**What the task asks**
Output every entry exactly as written.

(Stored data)
——

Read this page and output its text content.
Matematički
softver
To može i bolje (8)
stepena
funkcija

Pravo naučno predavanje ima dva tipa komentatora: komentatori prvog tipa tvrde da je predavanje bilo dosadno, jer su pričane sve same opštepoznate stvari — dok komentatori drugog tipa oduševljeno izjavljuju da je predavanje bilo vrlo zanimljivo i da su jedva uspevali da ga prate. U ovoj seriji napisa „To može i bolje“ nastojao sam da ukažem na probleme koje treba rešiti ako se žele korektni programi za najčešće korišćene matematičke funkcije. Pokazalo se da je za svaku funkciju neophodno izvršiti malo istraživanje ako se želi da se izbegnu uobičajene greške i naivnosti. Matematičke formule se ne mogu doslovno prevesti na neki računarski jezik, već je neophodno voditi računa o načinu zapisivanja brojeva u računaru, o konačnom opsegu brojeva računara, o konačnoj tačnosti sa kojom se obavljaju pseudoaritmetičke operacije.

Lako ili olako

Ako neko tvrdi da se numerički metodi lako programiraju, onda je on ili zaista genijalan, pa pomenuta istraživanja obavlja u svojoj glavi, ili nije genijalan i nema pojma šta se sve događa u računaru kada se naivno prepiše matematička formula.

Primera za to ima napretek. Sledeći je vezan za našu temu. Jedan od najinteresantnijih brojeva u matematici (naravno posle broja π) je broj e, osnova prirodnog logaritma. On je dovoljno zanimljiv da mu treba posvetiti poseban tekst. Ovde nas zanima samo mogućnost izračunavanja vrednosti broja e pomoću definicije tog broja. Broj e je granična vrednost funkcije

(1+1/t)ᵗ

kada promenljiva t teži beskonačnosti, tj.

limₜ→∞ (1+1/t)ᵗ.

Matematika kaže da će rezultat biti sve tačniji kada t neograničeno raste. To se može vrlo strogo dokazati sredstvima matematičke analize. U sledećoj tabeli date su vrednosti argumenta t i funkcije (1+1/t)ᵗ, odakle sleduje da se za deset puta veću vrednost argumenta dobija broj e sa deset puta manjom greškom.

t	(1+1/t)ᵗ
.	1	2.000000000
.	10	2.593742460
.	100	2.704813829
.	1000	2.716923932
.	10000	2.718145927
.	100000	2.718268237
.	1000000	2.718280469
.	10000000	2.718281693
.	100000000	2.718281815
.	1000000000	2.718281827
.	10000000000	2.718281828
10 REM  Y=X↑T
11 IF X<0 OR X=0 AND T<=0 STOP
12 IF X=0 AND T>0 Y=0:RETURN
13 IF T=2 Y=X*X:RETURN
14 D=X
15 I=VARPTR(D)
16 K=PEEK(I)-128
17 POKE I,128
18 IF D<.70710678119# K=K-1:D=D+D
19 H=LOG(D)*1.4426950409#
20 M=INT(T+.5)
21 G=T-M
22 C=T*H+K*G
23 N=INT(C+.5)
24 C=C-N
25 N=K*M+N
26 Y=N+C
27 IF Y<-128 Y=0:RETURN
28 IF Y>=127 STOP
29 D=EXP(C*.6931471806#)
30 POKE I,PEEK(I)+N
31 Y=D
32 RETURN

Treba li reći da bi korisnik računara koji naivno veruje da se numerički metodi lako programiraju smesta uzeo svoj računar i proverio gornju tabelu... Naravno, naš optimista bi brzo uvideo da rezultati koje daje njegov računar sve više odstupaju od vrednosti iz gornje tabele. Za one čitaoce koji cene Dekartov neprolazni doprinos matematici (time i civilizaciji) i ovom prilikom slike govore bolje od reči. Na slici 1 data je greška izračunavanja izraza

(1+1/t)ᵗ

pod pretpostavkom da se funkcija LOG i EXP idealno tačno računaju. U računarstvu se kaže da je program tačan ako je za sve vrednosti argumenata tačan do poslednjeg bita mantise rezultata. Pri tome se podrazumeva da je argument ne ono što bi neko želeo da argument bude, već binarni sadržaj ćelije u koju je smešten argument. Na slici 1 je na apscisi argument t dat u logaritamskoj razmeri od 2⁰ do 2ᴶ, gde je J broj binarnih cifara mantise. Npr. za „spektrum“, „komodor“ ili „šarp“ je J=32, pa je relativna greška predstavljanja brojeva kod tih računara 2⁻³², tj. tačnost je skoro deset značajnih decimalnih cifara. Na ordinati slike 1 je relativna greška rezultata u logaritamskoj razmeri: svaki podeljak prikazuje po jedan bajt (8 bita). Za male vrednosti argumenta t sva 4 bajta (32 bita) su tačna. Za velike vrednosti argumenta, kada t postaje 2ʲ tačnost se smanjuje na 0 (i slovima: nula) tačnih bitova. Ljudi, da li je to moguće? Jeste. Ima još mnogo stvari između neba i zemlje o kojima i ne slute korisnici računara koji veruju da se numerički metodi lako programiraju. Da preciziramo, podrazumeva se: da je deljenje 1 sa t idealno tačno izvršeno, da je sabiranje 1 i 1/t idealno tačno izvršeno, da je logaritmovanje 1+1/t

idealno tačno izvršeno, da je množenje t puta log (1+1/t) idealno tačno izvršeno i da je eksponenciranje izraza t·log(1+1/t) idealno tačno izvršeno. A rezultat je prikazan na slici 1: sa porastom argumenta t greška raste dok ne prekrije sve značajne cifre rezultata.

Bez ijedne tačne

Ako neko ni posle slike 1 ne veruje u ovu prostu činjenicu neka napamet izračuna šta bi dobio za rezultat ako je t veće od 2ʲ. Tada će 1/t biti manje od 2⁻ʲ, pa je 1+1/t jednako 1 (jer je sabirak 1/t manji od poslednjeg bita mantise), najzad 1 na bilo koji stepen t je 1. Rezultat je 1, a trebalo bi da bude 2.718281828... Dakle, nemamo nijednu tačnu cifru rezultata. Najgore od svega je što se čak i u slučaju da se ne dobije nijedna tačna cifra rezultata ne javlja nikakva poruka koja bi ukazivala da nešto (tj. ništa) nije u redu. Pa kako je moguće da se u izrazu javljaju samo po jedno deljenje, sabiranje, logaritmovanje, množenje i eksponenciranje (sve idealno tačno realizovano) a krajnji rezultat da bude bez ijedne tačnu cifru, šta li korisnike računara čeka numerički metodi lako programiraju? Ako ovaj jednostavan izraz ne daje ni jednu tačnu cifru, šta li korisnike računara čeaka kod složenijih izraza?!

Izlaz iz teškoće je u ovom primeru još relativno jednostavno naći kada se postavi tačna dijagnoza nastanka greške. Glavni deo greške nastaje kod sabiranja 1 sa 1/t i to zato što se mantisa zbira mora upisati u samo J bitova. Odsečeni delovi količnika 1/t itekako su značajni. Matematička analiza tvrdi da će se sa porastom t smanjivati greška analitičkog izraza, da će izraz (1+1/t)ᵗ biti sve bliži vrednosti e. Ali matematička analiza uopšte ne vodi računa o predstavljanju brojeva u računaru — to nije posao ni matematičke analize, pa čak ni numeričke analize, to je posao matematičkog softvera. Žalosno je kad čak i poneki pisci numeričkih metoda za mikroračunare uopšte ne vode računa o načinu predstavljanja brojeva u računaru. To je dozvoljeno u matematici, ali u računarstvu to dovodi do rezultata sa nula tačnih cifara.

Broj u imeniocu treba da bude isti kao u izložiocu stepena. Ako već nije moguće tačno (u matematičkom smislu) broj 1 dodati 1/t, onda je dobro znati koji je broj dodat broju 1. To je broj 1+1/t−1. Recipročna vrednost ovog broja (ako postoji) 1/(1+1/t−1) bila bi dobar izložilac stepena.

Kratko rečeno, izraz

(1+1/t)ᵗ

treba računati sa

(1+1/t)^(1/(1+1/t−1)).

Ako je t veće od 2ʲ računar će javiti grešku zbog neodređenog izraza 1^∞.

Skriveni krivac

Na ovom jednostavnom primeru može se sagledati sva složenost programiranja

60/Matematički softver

——

**Exercise result**
Read this page and output its text content.
Matematički
softver
To može i bolje (8)
stepena
funkcija

Pravo naučno predavanje ima dva tipa komentatora: komentatori prvog tipa tvrde da je predavanje bilo dosadno, jer su pričane sve same opštepoznate stvari — dok komentatori drugog tipa oduševljeno izjavljuju da je predavanje bilo vrlo zanimljivo i da su jedva uspevali da ga prate. U ovoj seriji napisa „To može i bolje“ nastojao sam da ukažem na probleme koje treba rešiti ako se žele korektni programi za najčešće korišćene matematičke funkcije. Pokazalo se da je za svaku funkciju neophodno izvršiti malo istraživanje ako se želi da se izbegnu uobičajene greške i naivnosti. Matematičke formule se ne mogu doslovno prevesti na neki računarski jezik, već je neophodno voditi računa o načinu zapisivanja brojeva u računaru, o konačnom opsegu brojeva računara, o konačnoj tačnosti sa kojom se obavljaju pseudoaritmetičke operacije.

Lako ili olako

Ako neko tvrdi da se numerički metodi lako programiraju, onda je on ili zaista genijalan, pa pomenuta istraživanja obavlja u svojoj glavi, ili nije genijalan i nema pojma šta se sve događa u računaru kada se naivno prepiše matematička formula.

Primera za to ima napretek. Sledeći je vezan za našu temu. Jedan od najinteresantnijih brojeva u matematici (naravno posle broja π) je broj e, osnova prirodnog logaritma. On je dovoljno zanimljiv da mu treba posvetiti poseban tekst. Ovde nas zanima samo mogućnost izračunavanja vrednosti broja e pomoću definicije tog broja. Broj e je granična vrednost funkcije

(1+1/t)ᵗ

kada promenljiva t teži beskonačnosti, tj.

limₜ→∞ (1+1/t)ᵗ.

Matematika kaže da će rezultat biti sve tačniji kada t neograničeno raste. To se može vrlo strogo dokazati sredstvima matematičke analize. U sledećoj tabeli date su vrednosti argumenta t i funkcije (1+1/t)ᵗ, odakle sleduje da se za deset puta veću vrednost argumenta dobija broj e sa deset puta manjom greškom.

t	(1+1/t)ᵗ
.	1	2.000000000
.	10	2.593742460
.	100	2.704813829
.	1000	2.716923932
.	10000	2.718145927
.	100000	2.718268237
.	1000000	2.718280469
.	10000000	2.718281693
.	100000000	2.718281815
.	1000000000	2.718281827
.	10000000000	2.718281828
10 REM  Y=X↑T
11 IF X<0 OR X=0 AND T<=0 STOP
12 IF X=0 AND T>0 Y=0:RETURN
13 IF T=2 Y=X*X:RETURN
14 D=X
15 I=VARPTR(D)
16 K=PEEK(I)-128
17 POKE I,128
18 IF D<.70710678119# K=K-1:D=D+D
19 H=LOG(D)*1.4426950409#
20 M=INT(T+.5)
21 G=T-M
22 C=T*H+K*G
23 N=INT(C+.5)
24 C=C-N
25 N=K*M+N
26 Y=N+C
27 IF Y<-128 Y=0:RETURN
28 IF Y>=127 STOP
29 D=EXP(C*.6931471806#)
30 POKE I,PEEK(I)+N
31 Y=D
32 RETURN

Treba li reći da bi korisnik računara koji naivno veruje da se numerički metodi lako programiraju smesta uzeo svoj računar i proverio gornju tabelu... Naravno, naš optimista bi brzo uvideo da rezultati koje daje njegov računar sve više odstupaju od vrednosti iz gornje tabele. Za one čitaoce koji cene Dekartov neprolazni doprinos matematici (time i civilizaciji) i ovom prilikom slike govore bolje od reči. Na slici 1 data je greška izračunavanja izraza

(1+1/t)ᵗ

pod pretpostavkom da se funkcija LOG i EXP idealno tačno računaju. U računarstvu se kaže da je program tačan ako je za sve vrednosti argumenata tačan do poslednjeg bita mantise rezultata. Pri tome se podrazumeva da je argument ne ono što bi neko želeo da argument bude, već binarni sadržaj ćelije u koju je smešten argument. Na slici 1 je na apscisi argument t dat u logaritamskoj razmeri od 2⁰ do 2ᴶ, gde je J broj binarnih cifara mantise. Npr. za „spektrum“, „komodor“ ili „šarp“ je J=32, pa je relativna greška predstavljanja brojeva kod tih računara 2⁻³², tj. tačnost je skoro deset značajnih decimalnih cifara. Na ordinati slike 1 je relativna greška rezultata u logaritamskoj razmeri: svaki podeljak prikazuje po jedan bajt (8 bita). Za male vrednosti argumenta t sva 4 bajta (32 bita) su tačna. Za velike vrednosti argumenta, kada t postaje 2ʲ tačnost se smanjuje na 0 (i slovima: nula) tačnih bitova. Ljudi, da li je to moguće? Jeste. Ima još mnogo stvari između neba i zemlje o kojima i ne slute korisnici računara koji veruju da se numerički metodi lako programiraju. Da preciziramo, podrazumeva se: da je deljenje 1 sa t idealno tačno izvršeno, da je sabiranje 1 i 1/t idealno tačno izvršeno, da je logaritmovanje 1+1/t

idealno tačno izvršeno, da je množenje t puta log (1+1/t) idealno tačno izvršeno i da je eksponenciranje izraza t·log(1+1/t) idealno tačno izvršeno. A rezultat je prikazan na slici 1: sa porastom argumenta t greška raste dok ne prekrije sve značajne cifre rezultata.

Bez ijedne tačne

Ako neko ni posle slike 1 ne veruje u ovu prostu činjenicu neka napamet izračuna šta bi dobio za rezultat ako je t veće od 2ʲ. Tada će 1/t biti manje od 2⁻ʲ, pa je 1+1/t jednako 1 (jer je sabirak 1/t manji od poslednjeg bita mantise), najzad 1 na bilo koji stepen t je 1. Rezultat je 1, a trebalo bi da bude 2.718281828... Dakle, nemamo nijednu tačnu cifru rezultata. Najgore od svega je što se čak i u slučaju da se ne dobije nijedna tačna cifra rezultata ne javlja nikakva poruka koja bi ukazivala da nešto (tj. ništa) nije u redu. Pa kako je moguće da se u izrazu javljaju samo po jedno deljenje, sabiranje, logaritmovanje, množenje i eksponenciranje (sve idealno tačno realizovano) a krajnji rezultat da bude bez ijedne tačnu cifru, šta li korisnike računara čeka numerički metodi lako programiraju? Ako ovaj jednostavan izraz ne daje ni jednu tačnu cifru, šta li korisnike računara čeaka kod složenijih izraza?!

Izlaz iz teškoće je u ovom primeru još relativno jednostavno naći kada se postavi tačna dijagnoza nastanka greške. Glavni deo greške nastaje kod sabiranja 1 sa 1/t i to zato što se mantisa zbira mora upisati u samo J bitova. Odsečeni delovi količnika 1/t itekako su značajni. Matematička analiza tvrdi da će se sa porastom t smanjivati greška analitičkog izraza, da će izraz (1+1/t)ᵗ biti sve bliži vrednosti e. Ali matematička analiza uopšte ne vodi računa o predstavljanju brojeva u računaru — to nije posao ni matematičke analize, pa čak ni numeričke analize, to je posao matematičkog softvera. Žalosno je kad čak i poneki pisci numeričkih metoda za mikroračunare uopšte ne vode računa o načinu predstavljanja brojeva u računaru. To je dozvoljeno u matematici, ali u računarstvu to dovodi do rezultata sa nula tačnih cifara.

Broj u imeniocu treba da bude isti kao u izložiocu stepena. Ako već nije moguće tačno (u matematičkom smislu) broj 1 dodati 1/t, onda je dobro znati koji je broj dodat broju 1. To je broj 1+1/t−1. Recipročna vrednost ovog broja (ako postoji) 1/(1+1/t−1) bila bi dobar izložilac stepena.

Kratko rečeno, izraz

(1+1/t)ᵗ

treba računati sa

(1+1/t)^(1/(1+1/t−1)).

Ako je t veće od 2ʲ računar će javiti grešku zbog neodređenog izraza 1^∞.

Skriveni krivac

Na ovom jednostavnom primeru može se sagledati sva složenost programiranja

60/Matematički softver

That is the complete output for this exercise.